## begin

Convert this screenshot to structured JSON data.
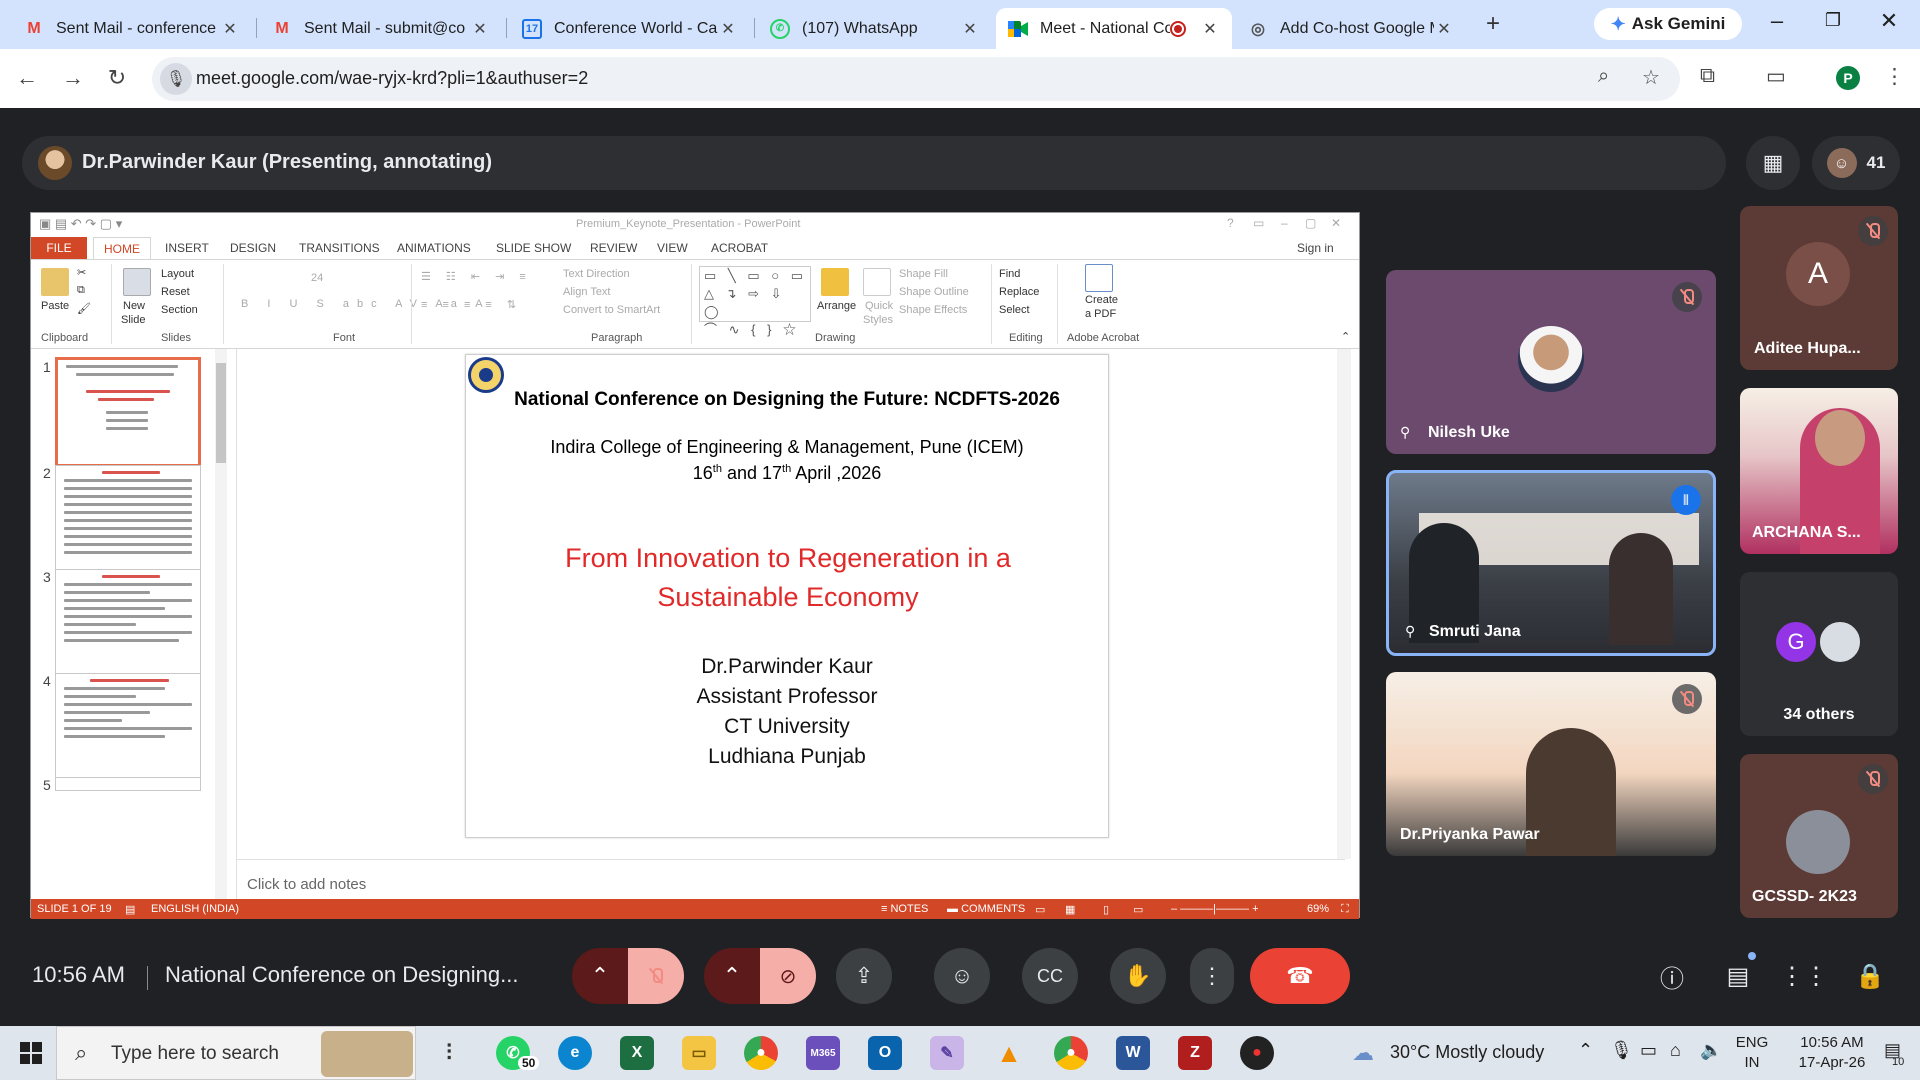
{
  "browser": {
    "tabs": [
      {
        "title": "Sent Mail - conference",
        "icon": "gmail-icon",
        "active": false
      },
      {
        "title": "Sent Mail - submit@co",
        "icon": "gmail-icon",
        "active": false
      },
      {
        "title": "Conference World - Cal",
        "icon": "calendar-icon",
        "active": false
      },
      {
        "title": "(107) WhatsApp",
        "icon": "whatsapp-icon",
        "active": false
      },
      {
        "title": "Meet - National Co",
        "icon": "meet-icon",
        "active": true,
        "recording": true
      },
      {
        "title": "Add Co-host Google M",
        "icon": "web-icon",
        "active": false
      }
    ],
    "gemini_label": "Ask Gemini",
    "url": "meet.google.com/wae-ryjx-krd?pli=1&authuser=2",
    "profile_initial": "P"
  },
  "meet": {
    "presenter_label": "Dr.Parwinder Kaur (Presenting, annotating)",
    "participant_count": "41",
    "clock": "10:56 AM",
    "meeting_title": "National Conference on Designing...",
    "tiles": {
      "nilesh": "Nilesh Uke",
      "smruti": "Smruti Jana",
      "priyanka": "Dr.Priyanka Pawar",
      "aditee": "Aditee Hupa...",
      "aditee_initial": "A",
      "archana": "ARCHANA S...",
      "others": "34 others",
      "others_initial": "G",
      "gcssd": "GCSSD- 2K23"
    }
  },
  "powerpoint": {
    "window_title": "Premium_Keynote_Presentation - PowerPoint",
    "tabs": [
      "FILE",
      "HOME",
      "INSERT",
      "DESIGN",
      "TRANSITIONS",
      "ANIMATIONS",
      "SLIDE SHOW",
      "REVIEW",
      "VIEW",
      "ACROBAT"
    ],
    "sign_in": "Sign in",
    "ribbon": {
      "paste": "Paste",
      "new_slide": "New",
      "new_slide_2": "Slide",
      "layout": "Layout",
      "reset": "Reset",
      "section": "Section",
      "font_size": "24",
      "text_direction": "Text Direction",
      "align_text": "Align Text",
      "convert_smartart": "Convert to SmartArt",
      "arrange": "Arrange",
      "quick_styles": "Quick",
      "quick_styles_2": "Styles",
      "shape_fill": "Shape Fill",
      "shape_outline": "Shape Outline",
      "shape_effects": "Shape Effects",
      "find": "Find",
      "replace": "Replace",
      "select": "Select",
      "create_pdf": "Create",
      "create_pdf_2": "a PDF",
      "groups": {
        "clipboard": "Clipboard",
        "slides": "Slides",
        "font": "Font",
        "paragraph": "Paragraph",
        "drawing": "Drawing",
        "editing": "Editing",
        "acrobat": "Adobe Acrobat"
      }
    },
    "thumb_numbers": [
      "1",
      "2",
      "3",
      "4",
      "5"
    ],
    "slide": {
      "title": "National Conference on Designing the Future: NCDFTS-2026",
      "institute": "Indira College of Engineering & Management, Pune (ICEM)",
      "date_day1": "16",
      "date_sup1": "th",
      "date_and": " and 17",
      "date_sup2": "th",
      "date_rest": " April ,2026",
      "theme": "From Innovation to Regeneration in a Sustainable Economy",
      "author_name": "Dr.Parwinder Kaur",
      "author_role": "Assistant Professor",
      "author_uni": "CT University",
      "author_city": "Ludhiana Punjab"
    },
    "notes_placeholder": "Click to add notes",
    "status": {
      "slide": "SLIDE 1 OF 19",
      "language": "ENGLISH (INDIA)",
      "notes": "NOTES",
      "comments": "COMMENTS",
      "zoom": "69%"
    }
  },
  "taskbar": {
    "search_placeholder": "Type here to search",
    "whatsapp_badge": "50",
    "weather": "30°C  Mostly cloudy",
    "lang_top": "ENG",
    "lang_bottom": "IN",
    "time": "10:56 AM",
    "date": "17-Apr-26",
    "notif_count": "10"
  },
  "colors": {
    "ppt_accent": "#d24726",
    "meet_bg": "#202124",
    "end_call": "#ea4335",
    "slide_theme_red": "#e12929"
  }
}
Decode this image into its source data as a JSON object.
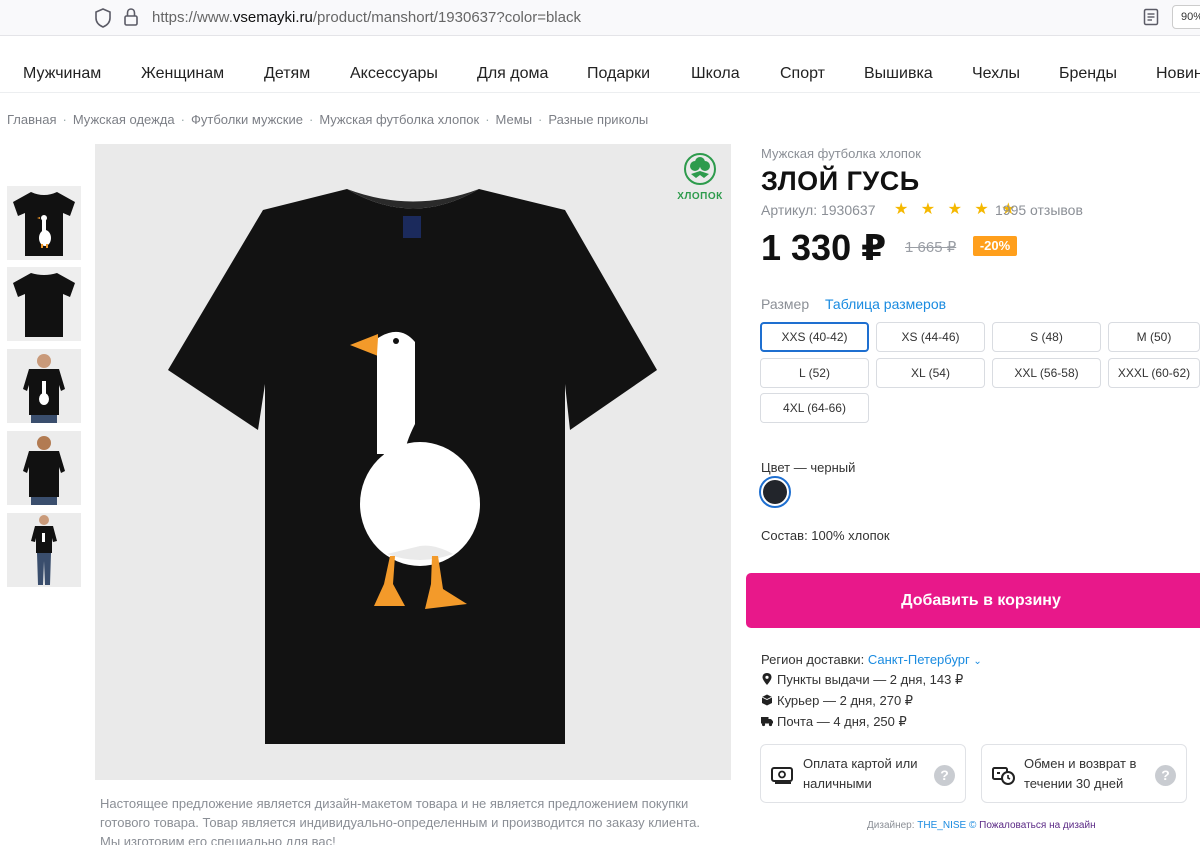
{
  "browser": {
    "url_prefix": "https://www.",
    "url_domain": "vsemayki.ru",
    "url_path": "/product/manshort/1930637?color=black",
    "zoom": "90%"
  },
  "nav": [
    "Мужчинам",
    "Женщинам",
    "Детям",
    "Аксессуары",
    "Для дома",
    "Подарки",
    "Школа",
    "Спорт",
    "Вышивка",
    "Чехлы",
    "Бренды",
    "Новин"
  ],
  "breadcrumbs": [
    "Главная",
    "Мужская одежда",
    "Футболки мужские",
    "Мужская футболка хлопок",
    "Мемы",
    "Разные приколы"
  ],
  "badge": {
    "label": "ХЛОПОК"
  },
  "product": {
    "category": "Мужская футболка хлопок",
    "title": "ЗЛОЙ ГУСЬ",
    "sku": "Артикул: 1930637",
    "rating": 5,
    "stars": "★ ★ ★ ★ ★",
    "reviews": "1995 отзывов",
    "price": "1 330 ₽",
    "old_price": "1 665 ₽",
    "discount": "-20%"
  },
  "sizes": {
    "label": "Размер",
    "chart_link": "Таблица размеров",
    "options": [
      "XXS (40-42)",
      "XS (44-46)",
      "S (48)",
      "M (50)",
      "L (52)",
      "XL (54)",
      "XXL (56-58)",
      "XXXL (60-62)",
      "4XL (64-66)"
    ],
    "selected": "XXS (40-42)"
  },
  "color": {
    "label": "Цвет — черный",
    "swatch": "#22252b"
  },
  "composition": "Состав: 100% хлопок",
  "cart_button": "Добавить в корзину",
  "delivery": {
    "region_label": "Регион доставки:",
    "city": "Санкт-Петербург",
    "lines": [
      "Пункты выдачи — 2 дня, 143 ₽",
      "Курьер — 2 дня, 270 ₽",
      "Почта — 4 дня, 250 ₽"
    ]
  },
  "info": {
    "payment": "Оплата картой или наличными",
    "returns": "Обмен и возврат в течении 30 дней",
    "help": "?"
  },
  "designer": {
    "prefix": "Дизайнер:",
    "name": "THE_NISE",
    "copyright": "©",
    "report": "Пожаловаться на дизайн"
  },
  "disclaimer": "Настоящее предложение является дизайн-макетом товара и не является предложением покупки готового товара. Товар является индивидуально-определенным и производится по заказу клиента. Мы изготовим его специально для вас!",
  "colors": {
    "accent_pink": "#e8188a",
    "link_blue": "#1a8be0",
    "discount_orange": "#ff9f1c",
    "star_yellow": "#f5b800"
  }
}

## end

Show, from the material above, each line that includes the string "notes".

    "notes_placeholder": "Click to add notes",
      "notes": "NOTES",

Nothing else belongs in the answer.